» MATERIAL SHOWN:
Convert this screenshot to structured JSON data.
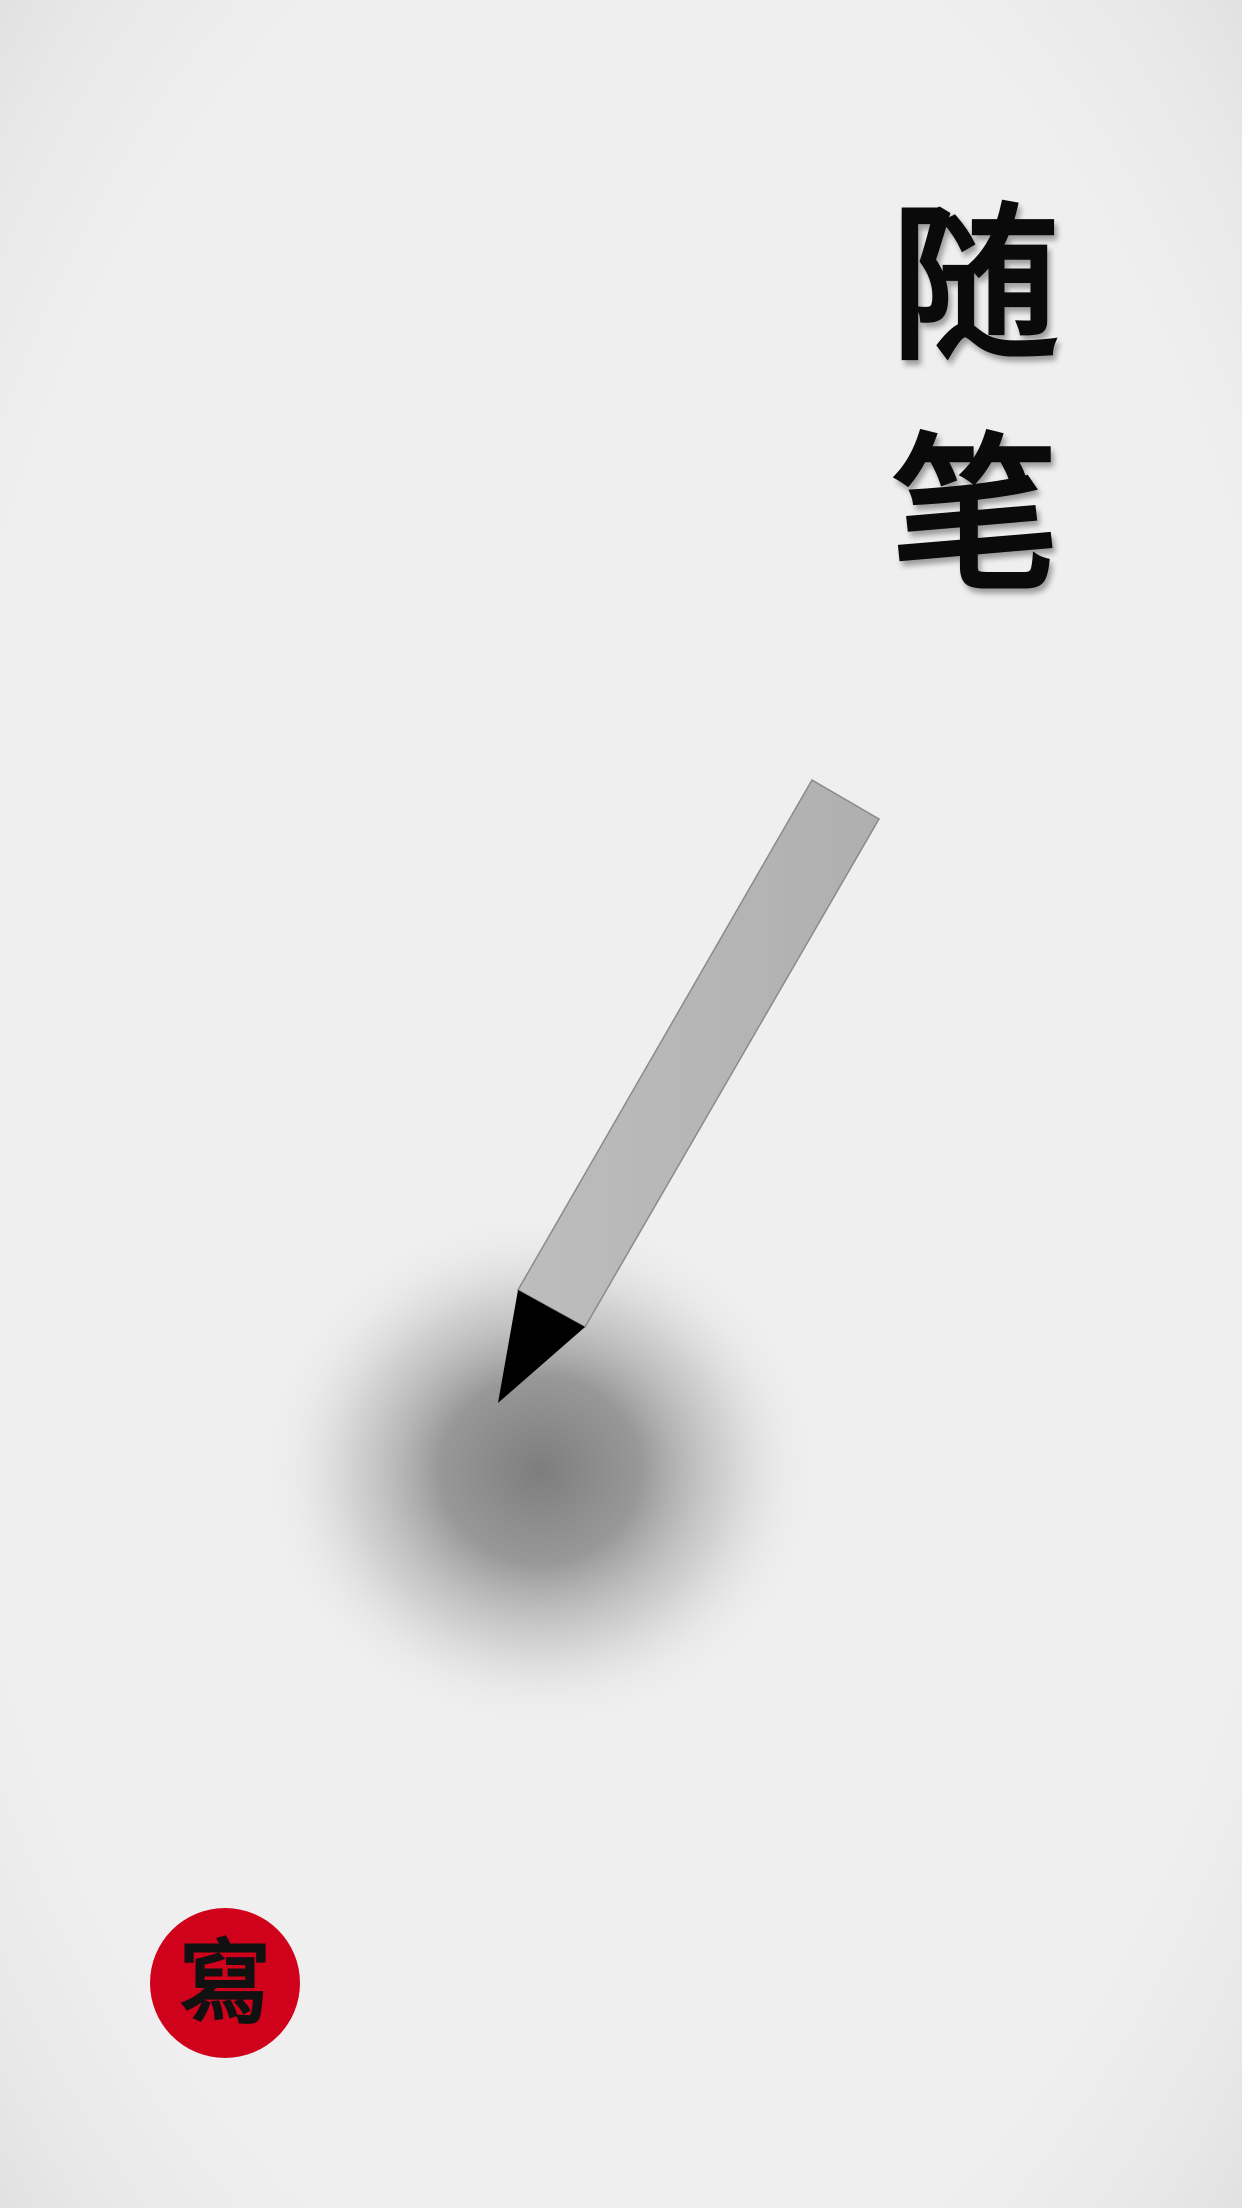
{
  "title": {
    "line1": "随",
    "line2": "笔"
  },
  "seal": {
    "label": "寫",
    "color": "#d0021b"
  },
  "icons": {
    "pen": "pencil-icon",
    "ink": "ink-drop"
  },
  "colors": {
    "background": "#f0eff0",
    "pen_body": "#b6b6b6",
    "pen_tip": "#000000",
    "text": "#0a0a0a"
  }
}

» WHAT TO DO: Copy the records word for word, leaving no picture in the copy.

» ANSWER TO THIS PROBLEM:
Convert this screenshot to structured JSON data.
{
  "title": {
    "line1": "随",
    "line2": "笔"
  },
  "seal": {
    "label": "寫",
    "color": "#d0021b"
  },
  "icons": {
    "pen": "pencil-icon",
    "ink": "ink-drop"
  },
  "colors": {
    "background": "#f0eff0",
    "pen_body": "#b6b6b6",
    "pen_tip": "#000000",
    "text": "#0a0a0a"
  }
}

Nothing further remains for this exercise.